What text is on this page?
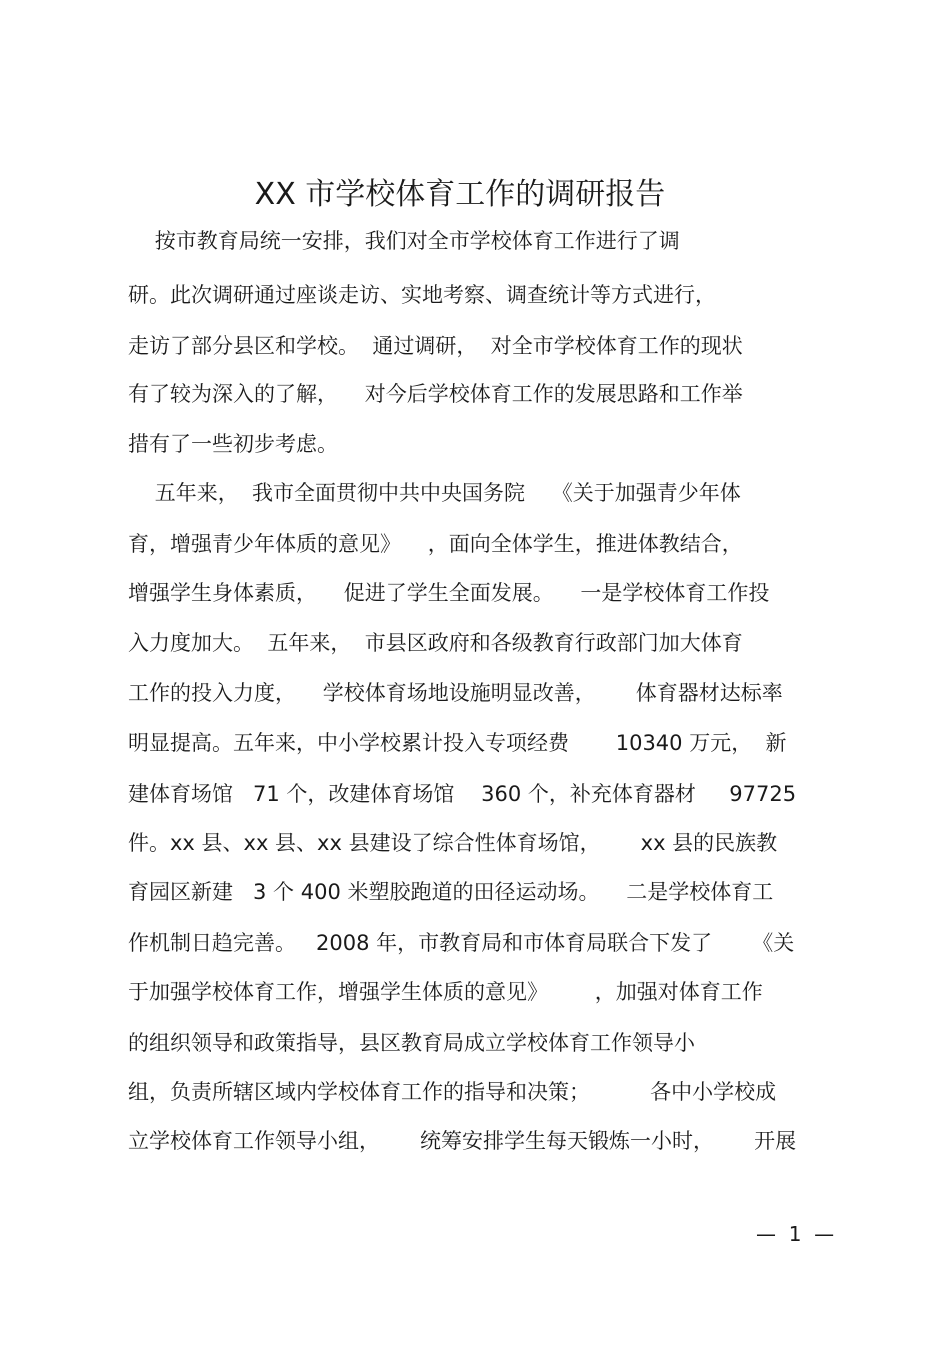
XX 市学校体育工作的调研报告
按市教育局统一安排，我们对全市学校体育工作进行了调
研。此次调研通过座谈走访、实地考察、调查统计等方式进行，
走访了部分县区和学校。  通过调研，  对全市学校体育工作的现状
有了较为深入的了解，    对今后学校体育工作的发展思路和工作举
措有了一些初步考虑。
五年来，  我市全面贯彻中共中央国务院    《关于加强青少年体
育，增强青少年体质的意见》    ，面向全体学生，推进体教结合，
增强学生身体素质，    促进了学生全面发展。    一是学校体育工作投
入力度加大。  五年来，  市县区政府和各级教育行政部门加大体育
工作的投入力度，    学校体育场地设施明显改善，      体育器材达标率
明显提高。五年来，中小学校累计投入专项经费       10340 万元，  新
建体育场馆   71 个，改建体育场馆    360 个，补充体育器材     97725
件。xx 县、xx 县、xx 县建设了综合性体育场馆，      xx 县的民族教
育园区新建   3 个 400 米塑胶跑道的田径运动场。    二是学校体育工
作机制日趋完善。   2008 年，市教育局和市体育局联合下发了      《关
于加强学校体育工作，增强学生体质的意见》       ，加强对体育工作
的组织领导和政策指导，县区教育局成立学校体育工作领导小
组，负责所辖区域内学校体育工作的指导和决策；         各中小学校成
立学校体育工作领导小组，      统筹安排学生每天锻炼一小时，      开展
—  1  —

_ _ _ _

GOAL OF THE EXERCISE => Every entry must be written out exactly, with all pictures left out.

WRITTEN ANSWER =>
What text is on this page?
XX 市学校体育工作的调研报告
按市教育局统一安排，我们对全市学校体育工作进行了调
研。此次调研通过座谈走访、实地考察、调查统计等方式进行，
走访了部分县区和学校。  通过调研，  对全市学校体育工作的现状
有了较为深入的了解，    对今后学校体育工作的发展思路和工作举
措有了一些初步考虑。
五年来，  我市全面贯彻中共中央国务院    《关于加强青少年体
育，增强青少年体质的意见》    ，面向全体学生，推进体教结合，
增强学生身体素质，    促进了学生全面发展。    一是学校体育工作投
入力度加大。  五年来，  市县区政府和各级教育行政部门加大体育
工作的投入力度，    学校体育场地设施明显改善，      体育器材达标率
明显提高。五年来，中小学校累计投入专项经费       10340 万元，  新
建体育场馆   71 个，改建体育场馆    360 个，补充体育器材     97725
件。xx 县、xx 县、xx 县建设了综合性体育场馆，      xx 县的民族教
育园区新建   3 个 400 米塑胶跑道的田径运动场。    二是学校体育工
作机制日趋完善。   2008 年，市教育局和市体育局联合下发了      《关
于加强学校体育工作，增强学生体质的意见》       ，加强对体育工作
的组织领导和政策指导，县区教育局成立学校体育工作领导小
组，负责所辖区域内学校体育工作的指导和决策；         各中小学校成
立学校体育工作领导小组，      统筹安排学生每天锻炼一小时，      开展
—  1  —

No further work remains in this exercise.